Required work: Pick up the article on rising Bannock County property assessments after its last sentence and carry it forward.

Excerpt provided:
---+---

Many Bannock County residents have been angered and confused since receiving their property assessments. Increases on average of more than 20 percent have homeowners wondering how such an increase could have occurred, seemingly overnight.

Long lines and short tempers have been common in the assessor’s office as people search for an explanation.

“I’ve never seen it confusing like it is from year to year,” longtime Bannock County resident Steve Leaman said, “but this one is kinda confusing.”

The County Assessor, Sheri Davis, offered a simple answer.

“It is a market correction, it is a market correction,” she said.

But it’s not that simple.

The county was not up to state compliance since many home market values weren’t up to date and hadn’t been for years.

“You are required to bring your values into compliance so that the state, the state has authority to step in and do it themselves, and if we would not have, we were far enough out of compliance that they would have stepped in and regulated our values,” she explained.

Davies said that this would’ve prevented people from appealing those numbers for three years. But many have asked for an appeal this year. So many that Davies said she was afraid to guess the total.

The increases, which some, like Leaman, have seen at nearly 50 percent this year, are part of an indexing process.

Each year, 20 percent of the homes in the county are appraised. This way, all the homes in the county have been appraised over a five-year span.

This year, nearly 100 percent of the county’s homes were brought up to market value.

But Davies, who’s held the position for less than six months, said this issue goes back years.

---+---

Record list:
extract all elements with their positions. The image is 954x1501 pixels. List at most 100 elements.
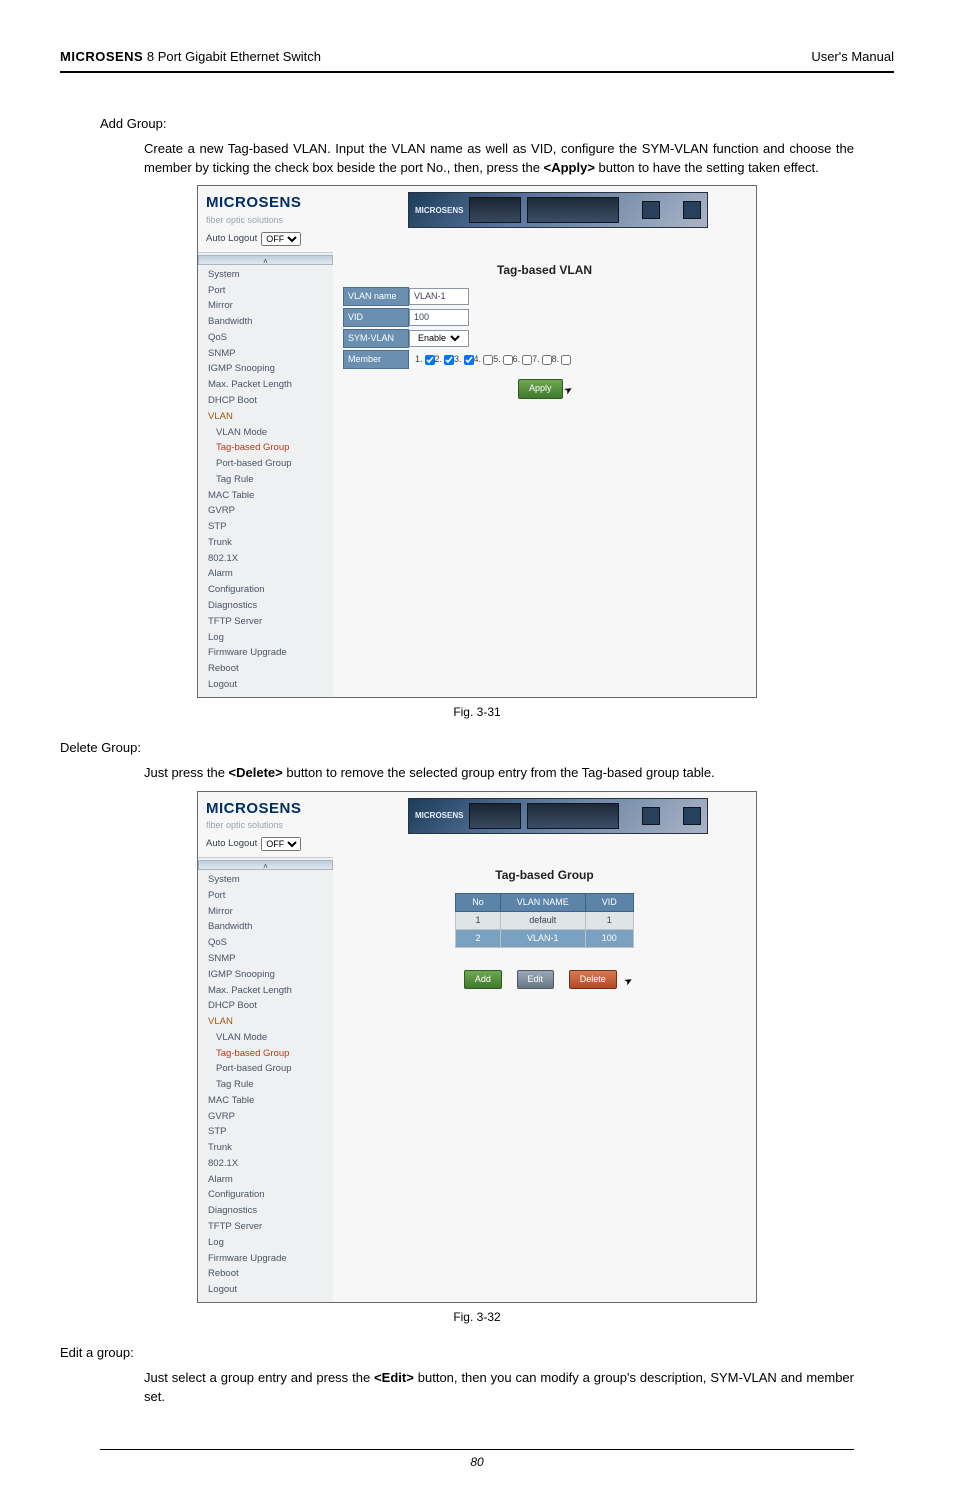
member-checkbox[interactable] <box>542 355 552 365</box>
nav-item[interactable]: MAC Table <box>198 488 333 504</box>
vlan-name-input[interactable]: VLAN-1 <box>409 288 469 305</box>
nav-item[interactable]: QoS <box>198 935 333 951</box>
member-cell: 2. <box>435 353 455 366</box>
member-cell: 7. <box>532 353 552 366</box>
edit-button[interactable]: Edit <box>517 970 555 989</box>
flag-icon <box>683 807 701 825</box>
nav-item[interactable]: 802.1X <box>198 551 333 567</box>
nav-item[interactable]: Trunk <box>198 1140 333 1156</box>
member-checkbox[interactable] <box>522 355 532 365</box>
nav-item[interactable]: TFTP Server <box>198 1219 333 1235</box>
nav-item[interactable]: Alarm <box>198 566 333 582</box>
logo-text: MICROSENS <box>206 192 301 214</box>
sym-vlan-label: SYM-VLAN <box>343 329 409 348</box>
nav-item[interactable]: Port <box>198 888 333 904</box>
vid-input[interactable]: 100 <box>409 309 469 326</box>
nav-item[interactable]: VLAN Mode <box>198 1030 333 1046</box>
flag-icon <box>642 807 660 825</box>
nav-item[interactable]: Tag Rule <box>198 1077 333 1093</box>
col-no: No <box>456 893 501 911</box>
nav-item[interactable]: 802.1X <box>198 1156 333 1172</box>
nav-item[interactable]: VLAN <box>198 1014 333 1030</box>
page-number: 80 <box>60 1454 894 1471</box>
member-checkbox[interactable] <box>561 355 571 365</box>
member-checkbox[interactable] <box>444 355 454 365</box>
add-button[interactable]: Add <box>464 970 502 989</box>
nav-item[interactable]: STP <box>198 1124 333 1140</box>
flag-icon <box>642 201 660 219</box>
screenshot-add-group: MICROSENS MICROSENS fiber optic solution… <box>197 185 757 697</box>
member-checkbox[interactable] <box>425 355 435 365</box>
delete-group-paragraph: Just press the <Delete> button to remove… <box>144 764 854 783</box>
auto-logout-label: Auto Logout <box>206 837 257 851</box>
auto-logout-select[interactable]: OFF <box>261 232 301 246</box>
panel-title: Tag-based VLAN <box>343 262 746 279</box>
sym-vlan-select[interactable]: Enable <box>414 332 463 344</box>
nav-item[interactable]: MAC Table <box>198 1093 333 1109</box>
member-checkbox[interactable] <box>503 355 513 365</box>
nav-item[interactable]: GVRP <box>198 503 333 519</box>
nav-item[interactable]: Bandwidth <box>198 919 333 935</box>
nav-item[interactable]: STP <box>198 519 333 535</box>
table-row[interactable]: 1default1 <box>456 911 634 929</box>
edit-group-paragraph: Just select a group entry and press the … <box>144 1369 854 1407</box>
nav-item[interactable]: QoS <box>198 330 333 346</box>
nav-item[interactable]: GVRP <box>198 1109 333 1125</box>
add-group-paragraph: Create a new Tag-based VLAN. Input the V… <box>144 140 854 178</box>
nav-item[interactable]: VLAN Mode <box>198 425 333 441</box>
nav-item[interactable]: IGMP Snooping <box>198 361 333 377</box>
nav-item[interactable]: Firmware Upgrade <box>198 1251 333 1267</box>
member-cell: 1. <box>415 353 435 366</box>
nav-item[interactable]: Tag-based Group <box>198 1046 333 1062</box>
nav-item[interactable]: IGMP Snooping <box>198 967 333 983</box>
nav-item[interactable]: Diagnostics <box>198 1203 333 1219</box>
nav-item[interactable]: Reboot <box>198 1266 333 1282</box>
nav-item[interactable]: DHCP Boot <box>198 998 333 1014</box>
apply-button[interactable]: Apply <box>518 379 563 398</box>
nav-item[interactable]: Firmware Upgrade <box>198 645 333 661</box>
col-vid: VID <box>585 893 633 911</box>
member-checkbox[interactable] <box>483 355 493 365</box>
nav-item[interactable]: Diagnostics <box>198 598 333 614</box>
nav-item[interactable]: Log <box>198 1235 333 1251</box>
member-cell: 4. <box>474 353 494 366</box>
nav-item[interactable]: Configuration <box>198 582 333 598</box>
nav-sidebar: ˄ SystemPortMirrorBandwidthQoSSNMPIGMP S… <box>198 857 333 1302</box>
nav-item[interactable]: System <box>198 872 333 888</box>
nav-item[interactable]: Configuration <box>198 1187 333 1203</box>
member-checkbox[interactable] <box>464 355 474 365</box>
nav-item[interactable]: Trunk <box>198 535 333 551</box>
edit-group-heading: Edit a group: <box>60 1344 894 1363</box>
nav-item[interactable]: Reboot <box>198 661 333 677</box>
nav-item[interactable]: Port-based Group <box>198 456 333 472</box>
nav-item[interactable]: Port <box>198 283 333 299</box>
logo-subtext: fiber optic solutions <box>206 215 283 225</box>
nav-item[interactable]: Mirror <box>198 904 333 920</box>
nav-item[interactable]: Mirror <box>198 298 333 314</box>
nav-item[interactable]: Bandwidth <box>198 314 333 330</box>
banner: MICROSENS <box>408 192 708 228</box>
nav-item[interactable]: Alarm <box>198 1172 333 1188</box>
nav-item[interactable]: Port-based Group <box>198 1061 333 1077</box>
nav-item[interactable]: TFTP Server <box>198 614 333 630</box>
nav-item[interactable]: DHCP Boot <box>198 393 333 409</box>
scroll-up-icon[interactable]: ˄ <box>199 256 332 268</box>
nav-item[interactable]: Log <box>198 630 333 646</box>
scroll-up-icon[interactable]: ˄ <box>199 861 332 873</box>
nav-item[interactable]: System <box>198 267 333 283</box>
nav-item[interactable]: Max. Packet Length <box>198 983 333 999</box>
figure-caption-1: Fig. 3-31 <box>60 704 894 721</box>
nav-item[interactable]: Tag Rule <box>198 472 333 488</box>
auto-logout-select[interactable]: OFF <box>261 837 301 851</box>
nav-item[interactable]: Logout <box>198 1282 333 1298</box>
delete-button[interactable]: Delete <box>569 970 617 989</box>
delete-group-heading: Delete Group: <box>60 739 894 758</box>
table-row[interactable]: 2VLAN-1100 <box>456 929 634 947</box>
nav-item[interactable]: VLAN <box>198 409 333 425</box>
col-vlan-name: VLAN NAME <box>500 893 585 911</box>
nav-item[interactable]: Max. Packet Length <box>198 377 333 393</box>
nav-item[interactable]: SNMP <box>198 346 333 362</box>
nav-item[interactable]: SNMP <box>198 951 333 967</box>
nav-item[interactable]: Tag-based Group <box>198 440 333 456</box>
nav-item[interactable]: Logout <box>198 677 333 693</box>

---+---

Expected answer:
“I’ve been told that values in Bannock County have not been addressed for decades.”

It is unclear exactly how that could have occurred, but Davies said it’s more than likely the reason the mill levy in the county is the highest in the state.

“That happens when our values are low and not at market value,” she said.

Davies said the increased market values are actually desirable since they will help to lower the levy.

“We figured that same cost of running our government, against a higher amount, that, by law, that forces that levy down,” she said. “And so, guaranteed, as these go up … that levy will go down.”

Still, there is confusion as to what causes the value to rise.

“What do you do to your property to make it go up?” Leaman asked. “Can you plant a tree? Property go up? Put a fence, does it change?

“I just I don’t understand it all.”

Davies acknowledged that some numbers may be inaccurate, due to issues that arose when the office changed computer systems.

If you wish to file an appeal, the office asks that you do so before July 5, but they will continue to honor requests until July 8.